╭─ Material for the task

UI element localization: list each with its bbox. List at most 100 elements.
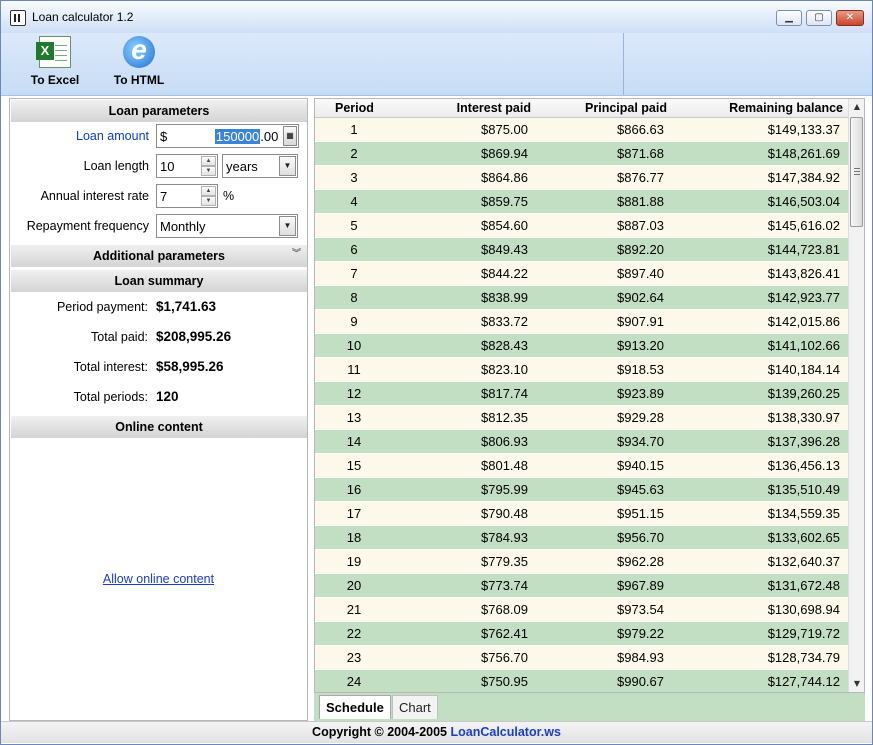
table-row[interactable]: 21 $768.09 $973.54 $130,698.94 (315, 598, 848, 622)
schedule-table: Period Interest paid Principal paid Rema… (314, 98, 865, 693)
column-header-period[interactable]: Period (335, 101, 374, 115)
summary-label: Total interest: (73, 360, 148, 374)
principal-cell: $940.15 (617, 458, 664, 473)
chevron-down-icon[interactable]: ▼ (279, 156, 296, 176)
table-row[interactable]: 1 $875.00 $866.63 $149,133.37 (315, 118, 848, 142)
column-header-interest[interactable]: Interest paid (457, 101, 531, 115)
minimize-button[interactable]: ▁ (776, 10, 802, 26)
tab-chart[interactable]: Chart (392, 695, 438, 719)
maximize-button[interactable]: ▢ (806, 10, 832, 26)
calculator-icon[interactable]: ▦ (283, 126, 297, 146)
period-cell: 22 (346, 626, 362, 641)
period-cell: 16 (346, 482, 362, 497)
table-row[interactable]: 3 $864.86 $876.77 $147,384.92 (315, 166, 848, 190)
principal-cell: $871.68 (617, 146, 664, 161)
interest-rate-input[interactable]: 7 ▲ ▼ (156, 184, 218, 208)
table-row[interactable]: 2 $869.94 $871.68 $148,261.69 (315, 142, 848, 166)
principal-cell: $887.03 (617, 218, 664, 233)
repayment-frequency-label: Repayment frequency (26, 219, 149, 233)
loan-length-spinner[interactable]: ▲ ▼ (201, 156, 216, 176)
currency-prefix: $ (160, 129, 168, 144)
scroll-up-icon[interactable]: ▲ (849, 99, 864, 115)
balance-cell: $137,396.28 (767, 434, 840, 449)
interest-cell: $762.41 (481, 626, 528, 641)
loan-amount-input[interactable]: $ 150000.00 ▦ (156, 124, 299, 148)
balance-cell: $132,640.37 (767, 554, 840, 569)
spin-up-icon[interactable]: ▲ (201, 186, 216, 196)
period-cell: 7 (350, 266, 358, 281)
table-row[interactable]: 17 $790.48 $951.15 $134,559.35 (315, 502, 848, 526)
balance-cell: $131,672.48 (767, 578, 840, 593)
tab-schedule[interactable]: Schedule (319, 695, 391, 719)
view-tabs: Schedule Chart (314, 693, 865, 721)
table-row[interactable]: 8 $838.99 $902.64 $142,923.77 (315, 286, 848, 310)
additional-parameters-header[interactable]: Additional parameters ︾ (11, 245, 307, 267)
interest-rate-spinner[interactable]: ▲ ▼ (201, 186, 216, 206)
table-row[interactable]: 15 $801.48 $940.15 $136,456.13 (315, 454, 848, 478)
repayment-frequency-row: Repayment frequency Monthly ▼ (10, 213, 307, 239)
copyright-text: Copyright © 2004-2005 (312, 725, 451, 739)
expand-chevron-icon[interactable]: ︾ (292, 249, 301, 258)
period-cell: 24 (346, 674, 362, 689)
interest-cell: $869.94 (481, 146, 528, 161)
scroll-thumb[interactable] (850, 117, 863, 227)
interest-cell: $768.09 (481, 602, 528, 617)
title-bar[interactable]: Loan calculator 1.2 ▁ ▢ ✕ (1, 1, 872, 33)
toolbar: To Excel To HTML (1, 33, 872, 96)
table-row[interactable]: 24 $750.95 $990.67 $127,744.12 (315, 670, 848, 692)
table-row[interactable]: 11 $823.10 $918.53 $140,184.14 (315, 358, 848, 382)
balance-cell: $134,559.35 (767, 506, 840, 521)
table-row[interactable]: 6 $849.43 $892.20 $144,723.81 (315, 238, 848, 262)
principal-cell: $967.89 (617, 578, 664, 593)
table-row[interactable]: 16 $795.99 $945.63 $135,510.49 (315, 478, 848, 502)
table-row[interactable]: 4 $859.75 $881.88 $146,503.04 (315, 190, 848, 214)
balance-cell: $144,723.81 (767, 242, 840, 257)
table-row[interactable]: 20 $773.74 $967.89 $131,672.48 (315, 574, 848, 598)
table-row[interactable]: 13 $812.35 $929.28 $138,330.97 (315, 406, 848, 430)
chevron-down-icon[interactable]: ▼ (279, 216, 296, 236)
left-panel: Loan parameters Loan amount $ 150000.00 … (9, 98, 308, 721)
table-row[interactable]: 9 $833.72 $907.91 $142,015.86 (315, 310, 848, 334)
table-row[interactable]: 12 $817.74 $923.89 $139,260.25 (315, 382, 848, 406)
table-row[interactable]: 7 $844.22 $897.40 $143,826.41 (315, 262, 848, 286)
app-window: Loan calculator 1.2 ▁ ▢ ✕ To Excel To HT… (0, 0, 873, 745)
loan-length-unit-select[interactable]: years ▼ (222, 154, 298, 178)
spin-down-icon[interactable]: ▼ (201, 196, 216, 206)
repayment-frequency-select[interactable]: Monthly ▼ (156, 214, 298, 238)
period-cell: 14 (346, 434, 362, 449)
website-link[interactable]: LoanCalculator.ws (450, 725, 560, 739)
interest-cell: $844.22 (481, 266, 528, 281)
period-cell: 17 (346, 506, 362, 521)
close-button[interactable]: ✕ (836, 10, 864, 26)
spin-up-icon[interactable]: ▲ (201, 156, 216, 166)
table-row[interactable]: 14 $806.93 $934.70 $137,396.28 (315, 430, 848, 454)
loan-length-unit: years (226, 159, 258, 174)
period-cell: 3 (350, 170, 358, 185)
allow-online-content-link[interactable]: Allow online content (10, 572, 307, 586)
principal-cell: $979.22 (617, 626, 664, 641)
footer: Copyright © 2004-2005 LoanCalculator.ws (1, 721, 872, 743)
column-header-balance[interactable]: Remaining balance (729, 101, 843, 115)
period-cell: 23 (346, 650, 362, 665)
table-row[interactable]: 5 $854.60 $887.03 $145,616.02 (315, 214, 848, 238)
period-cell: 9 (350, 314, 358, 329)
table-row[interactable]: 10 $828.43 $913.20 $141,102.66 (315, 334, 848, 358)
balance-cell: $143,826.41 (767, 266, 840, 281)
to-excel-button[interactable]: To Excel (23, 36, 87, 94)
balance-cell: $136,456.13 (767, 458, 840, 473)
interest-cell: $801.48 (481, 458, 528, 473)
table-row[interactable]: 18 $784.93 $956.70 $133,602.65 (315, 526, 848, 550)
vertical-scrollbar[interactable]: ▲ ▼ (848, 99, 864, 692)
loan-length-input[interactable]: 10 ▲ ▼ (156, 154, 218, 178)
period-cell: 6 (350, 242, 358, 257)
table-row[interactable]: 22 $762.41 $979.22 $129,719.72 (315, 622, 848, 646)
column-header-principal[interactable]: Principal paid (585, 101, 667, 115)
table-row[interactable]: 19 $779.35 $962.28 $132,640.37 (315, 550, 848, 574)
loan-length-row: Loan length 10 ▲ ▼ years ▼ (10, 153, 307, 179)
table-row[interactable]: 23 $756.70 $984.93 $128,734.79 (315, 646, 848, 670)
scroll-down-icon[interactable]: ▼ (849, 676, 864, 692)
window-title: Loan calculator 1.2 (32, 10, 134, 24)
to-html-button[interactable]: To HTML (107, 34, 171, 94)
summary-value: 120 (156, 389, 179, 404)
spin-down-icon[interactable]: ▼ (201, 166, 216, 176)
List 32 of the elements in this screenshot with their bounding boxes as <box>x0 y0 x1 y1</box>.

╰─

Rewrite the lines as a numbered list, leaving out any blank lines. Begin at the line that contains "table-row[interactable]: 21 $768.09" and stop after the line that contains "interest-cell: $762.41 (481, 626, 528, 641)".

1. table-row[interactable]: 21 $768.09 $973.54 $130,698.94 (315, 598, 848, 622)
2. schedule-table: Period Interest paid Principal paid Rema… (314, 98, 865, 693)
3. column-header-period[interactable]: Period (335, 101, 374, 115)
4. summary-label: Total interest: (73, 360, 148, 374)
5. principal-cell: $940.15 (617, 458, 664, 473)
6. chevron-down-icon[interactable]: ▼ (279, 156, 296, 176)
7. table-row[interactable]: 1 $875.00 $866.63 $149,133.37 (315, 118, 848, 142)
8. column-header-interest[interactable]: Interest paid (457, 101, 531, 115)
9. minimize-button[interactable]: ▁ (776, 10, 802, 26)
10. tab-chart[interactable]: Chart (392, 695, 438, 719)
11. maximize-button[interactable]: ▢ (806, 10, 832, 26)
12. calculator-icon[interactable]: ▦ (283, 126, 297, 146)
13. period-cell: 22 (346, 626, 362, 641)
14. period-cell: 16 (346, 482, 362, 497)
15. table-row[interactable]: 3 $864.86 $876.77 $147,384.92 (315, 166, 848, 190)
16. principal-cell: $871.68 (617, 146, 664, 161)
17. interest-rate-input[interactable]: 7 ▲ ▼ (156, 184, 218, 208)
18. table-row[interactable]: 2 $869.94 $871.68 $148,261.69 (315, 142, 848, 166)
19. principal-cell: $887.03 (617, 218, 664, 233)
20. repayment-frequency-label: Repayment frequency (26, 219, 149, 233)
21. loan-length-spinner[interactable]: ▲ ▼ (201, 156, 216, 176)
22. currency-prefix: $ (160, 129, 168, 144)
23. scroll-up-icon[interactable]: ▲ (849, 99, 864, 115)
24. balance-cell: $137,396.28 (767, 434, 840, 449)
25. interest-cell: $762.41 (481, 626, 528, 641)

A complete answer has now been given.